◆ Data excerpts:
--

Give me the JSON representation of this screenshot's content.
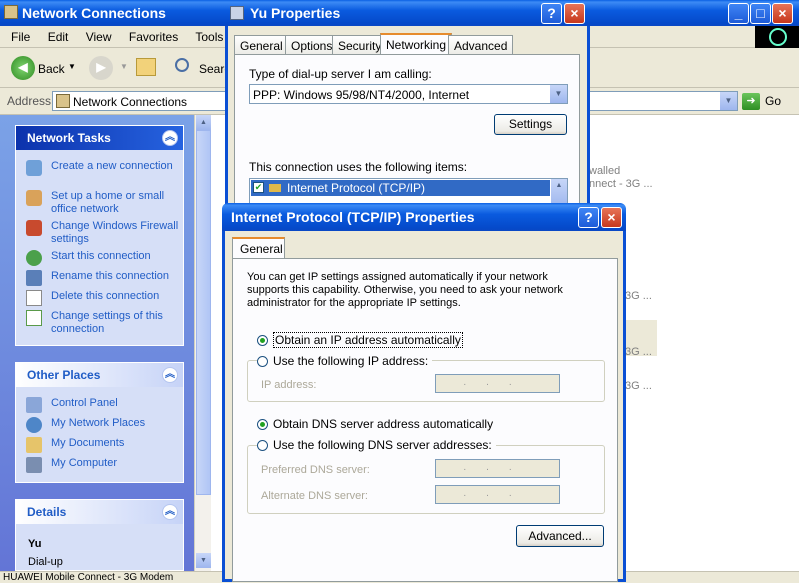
{
  "explorer": {
    "title": "Network Connections",
    "menu": [
      "File",
      "Edit",
      "View",
      "Favorites",
      "Tools",
      "A"
    ],
    "back_label": "Back",
    "search_label": "Searc",
    "address_label": "Address",
    "address_value": "Network Connections",
    "go_label": "Go",
    "right_items": [
      "walled",
      "nnect - 3G ...",
      "3G ...",
      "3G ...",
      "3G ..."
    ],
    "status_text": "HUAWEI Mobile Connect - 3G Modem"
  },
  "network_tasks": {
    "title": "Network Tasks",
    "items": [
      {
        "label": "Create a new connection",
        "icon": "new-connection-icon"
      },
      {
        "label": "Set up a home or small office network",
        "icon": "home-network-icon"
      },
      {
        "label": "Change Windows Firewall settings",
        "icon": "firewall-icon"
      },
      {
        "label": "Start this connection",
        "icon": "start-connection-icon"
      },
      {
        "label": "Rename this connection",
        "icon": "rename-icon"
      },
      {
        "label": "Delete this connection",
        "icon": "delete-icon"
      },
      {
        "label": "Change settings of this connection",
        "icon": "settings-icon"
      }
    ]
  },
  "other_places": {
    "title": "Other Places",
    "items": [
      "Control Panel",
      "My Network Places",
      "My Documents",
      "My Computer"
    ]
  },
  "details": {
    "title": "Details",
    "name": "Yu",
    "type": "Dial-up"
  },
  "yu_properties": {
    "title": "Yu Properties",
    "tabs": [
      "General",
      "Options",
      "Security",
      "Networking",
      "Advanced"
    ],
    "active_tab": "Networking",
    "server_type_label": "Type of dial-up server I am calling:",
    "server_type_value": "PPP: Windows 95/98/NT4/2000, Internet",
    "settings_button": "Settings",
    "items_label": "This connection uses the following items:",
    "items": [
      "Internet Protocol (TCP/IP)"
    ]
  },
  "tcpip": {
    "title": "Internet Protocol (TCP/IP) Properties",
    "tab": "General",
    "description": "You can get IP settings assigned automatically if your network supports this capability. Otherwise, you need to ask your network administrator for the appropriate IP settings.",
    "obtain_ip_auto": "Obtain an IP address automatically",
    "use_following_ip": "Use the following IP address:",
    "ip_address_label": "IP address:",
    "obtain_dns_auto": "Obtain DNS server address automatically",
    "use_following_dns": "Use the following DNS server addresses:",
    "preferred_dns_label": "Preferred DNS server:",
    "alternate_dns_label": "Alternate DNS server:",
    "ip_dots": "...",
    "advanced_button": "Advanced..."
  },
  "colors": {
    "titlebar": "#0A5BDF",
    "task_link": "#215DC6",
    "tab_highlight": "#E68B2C"
  }
}
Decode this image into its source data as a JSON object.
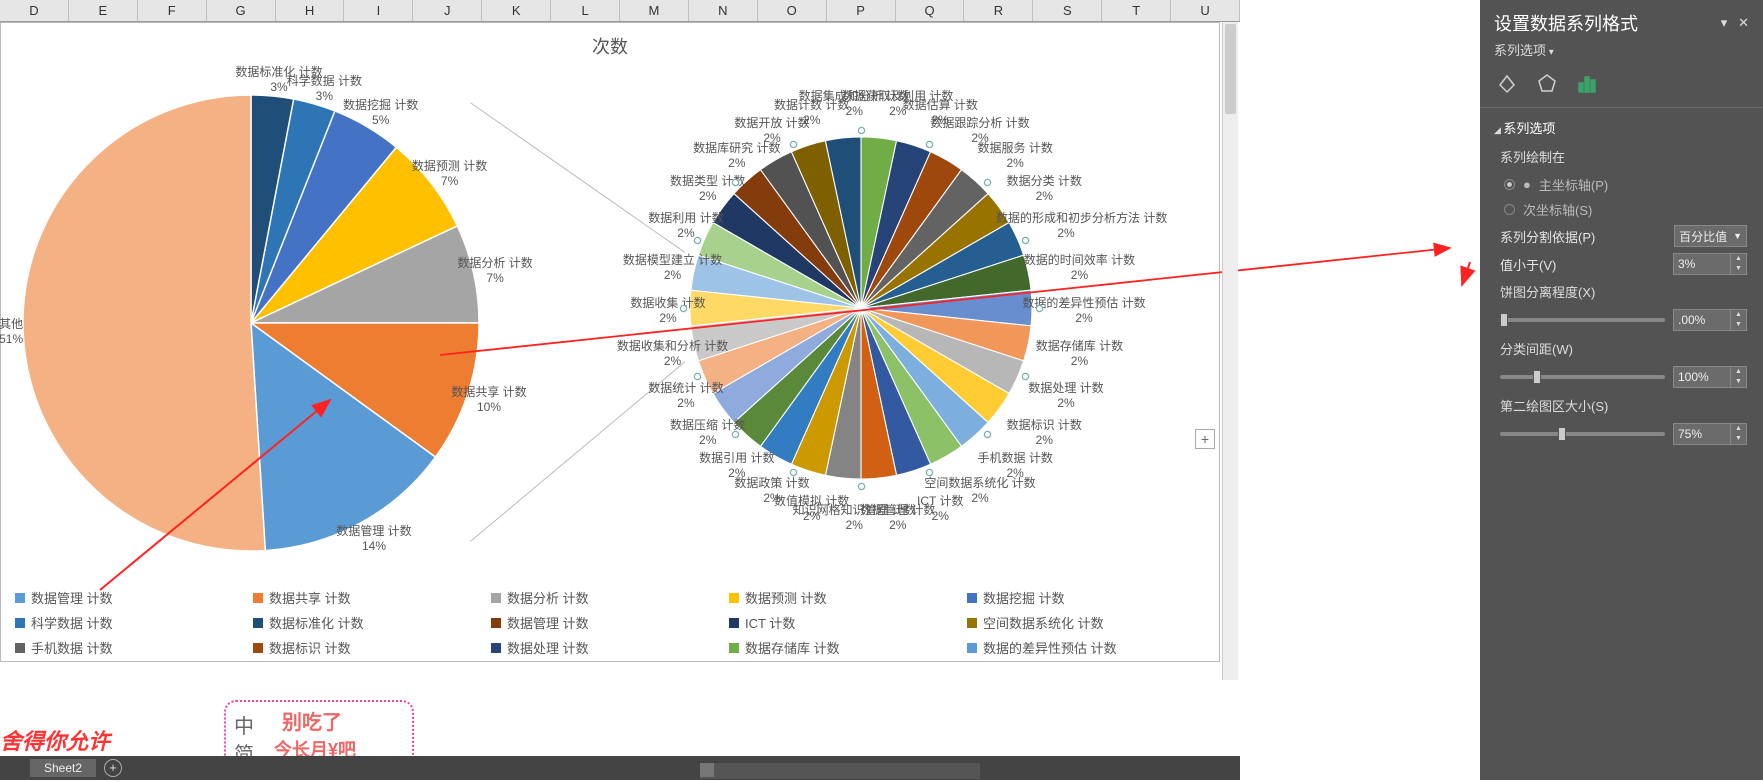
{
  "columns": [
    "D",
    "E",
    "F",
    "G",
    "H",
    "I",
    "J",
    "K",
    "L",
    "M",
    "N",
    "O",
    "P",
    "Q",
    "R",
    "S",
    "T",
    "U"
  ],
  "scroll_marks": [
    "0",
    "9"
  ],
  "chart_data": {
    "title": "次数",
    "type": "pie_of_pie",
    "main_pie": [
      {
        "name": "数据标准化 计数",
        "pct": 3,
        "color": "#1f4e79"
      },
      {
        "name": "科学数据 计数",
        "pct": 3,
        "color": "#2e75b6"
      },
      {
        "name": "数据挖掘 计数",
        "pct": 5,
        "color": "#4472c4"
      },
      {
        "name": "数据预测 计数",
        "pct": 7,
        "color": "#ffc000"
      },
      {
        "name": "数据分析 计数",
        "pct": 7,
        "color": "#a5a5a5"
      },
      {
        "name": "数据共享 计数",
        "pct": 10,
        "color": "#ed7d31"
      },
      {
        "name": "数据管理 计数",
        "pct": 14,
        "color": "#5b9bd5"
      },
      {
        "name": "其他",
        "pct": 51,
        "color": "#f4b183"
      }
    ],
    "second_pie": [
      {
        "name": "数据获取及利用 计数",
        "pct": 2
      },
      {
        "name": "数据估算 计数",
        "pct": 2
      },
      {
        "name": "数据跟踪分析 计数",
        "pct": 2
      },
      {
        "name": "数据服务 计数",
        "pct": 2
      },
      {
        "name": "数据分类 计数",
        "pct": 2
      },
      {
        "name": "数据的形成和初步分析方法 计数",
        "pct": 2
      },
      {
        "name": "数据的时间效率 计数",
        "pct": 2
      },
      {
        "name": "数据的差异性预估 计数",
        "pct": 2
      },
      {
        "name": "数据存储库 计数",
        "pct": 2
      },
      {
        "name": "数据处理 计数",
        "pct": 2
      },
      {
        "name": "数据标识 计数",
        "pct": 2
      },
      {
        "name": "手机数据 计数",
        "pct": 2
      },
      {
        "name": "空间数据系统化 计数",
        "pct": 2
      },
      {
        "name": "ICT 计数",
        "pct": 2
      },
      {
        "name": "数据管理 计数",
        "pct": 2
      },
      {
        "name": "知识网格知识管理 计数",
        "pct": 2
      },
      {
        "name": "数值模拟 计数",
        "pct": 2
      },
      {
        "name": "数据政策 计数",
        "pct": 2
      },
      {
        "name": "数据引用 计数",
        "pct": 2
      },
      {
        "name": "数据压缩 计数",
        "pct": 2
      },
      {
        "name": "数据统计 计数",
        "pct": 2
      },
      {
        "name": "数据收集和分析 计数",
        "pct": 2
      },
      {
        "name": "数据收集 计数",
        "pct": 2
      },
      {
        "name": "数据模型建立 计数",
        "pct": 2
      },
      {
        "name": "数据利用 计数",
        "pct": 2
      },
      {
        "name": "数据类型 计数",
        "pct": 2
      },
      {
        "name": "数据库研究 计数",
        "pct": 2
      },
      {
        "name": "数据开放 计数",
        "pct": 2
      },
      {
        "name": "数据计数 计数",
        "pct": 2
      },
      {
        "name": "数据集成和分析 计数",
        "pct": 2
      }
    ],
    "second_colors": [
      "#70ad47",
      "#264478",
      "#9e480e",
      "#636363",
      "#997300",
      "#255e91",
      "#43682b",
      "#698ed0",
      "#f1975a",
      "#b7b7b7",
      "#ffcd33",
      "#7cafdd",
      "#8cc168",
      "#335aa1",
      "#d26012",
      "#848484",
      "#cc9a00",
      "#327dc2",
      "#5a8a39",
      "#8faadc",
      "#f4b183",
      "#c9c9c9",
      "#ffd966",
      "#9dc3e6",
      "#a9d18e",
      "#203864",
      "#843c0c",
      "#525252",
      "#7f6000",
      "#1f4e79"
    ],
    "legend": [
      {
        "name": "数据管理 计数",
        "color": "#5b9bd5"
      },
      {
        "name": "数据共享 计数",
        "color": "#ed7d31"
      },
      {
        "name": "数据分析 计数",
        "color": "#a5a5a5"
      },
      {
        "name": "数据预测 计数",
        "color": "#ffc000"
      },
      {
        "name": "数据挖掘 计数",
        "color": "#4472c4"
      },
      {
        "name": "科学数据 计数",
        "color": "#2e75b6"
      },
      {
        "name": "数据标准化 计数",
        "color": "#1f4e79"
      },
      {
        "name": "数据管理 计数",
        "color": "#843c0c"
      },
      {
        "name": "ICT 计数",
        "color": "#203864"
      },
      {
        "name": "空间数据系统化 计数",
        "color": "#997300"
      },
      {
        "name": "手机数据 计数",
        "color": "#636363"
      },
      {
        "name": "数据标识 计数",
        "color": "#9e480e"
      },
      {
        "name": "数据处理 计数",
        "color": "#264478"
      },
      {
        "name": "数据存储库 计数",
        "color": "#70ad47"
      },
      {
        "name": "数据的差异性预估 计数",
        "color": "#5b9bd5"
      }
    ]
  },
  "sheet": {
    "active": "Sheet2"
  },
  "overlay": {
    "red_text": "舍得你允许"
  },
  "cartoon": {
    "l1": "中",
    "l2": "简",
    "r1": "别吃了",
    "r2": "今长月¥吧"
  },
  "pane": {
    "title": "设置数据系列格式",
    "subtitle": "系列选项",
    "section": "系列选项",
    "plot_on_label": "系列绘制在",
    "primary_axis": "主坐标轴(P)",
    "secondary_axis": "次坐标轴(S)",
    "split_by_label": "系列分割依据(P)",
    "split_by_value": "百分比值",
    "lt_label": "值小于(V)",
    "lt_value": "3%",
    "explosion_label": "饼图分离程度(X)",
    "explosion_value": ".00%",
    "gap_label": "分类间距(W)",
    "gap_value": "100%",
    "second_size_label": "第二绘图区大小(S)",
    "second_size_value": "75%"
  }
}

--

◆ INSTRUCTION: Note every line above where the string "Windows" shows up, and copy those lines.

◆ RESPONSE TO THIS EXERCISE:
        "label": "Change Windows Firewall settings",
    "server_type_value": "PPP: Windows 95/98/NT4/2000, Internet",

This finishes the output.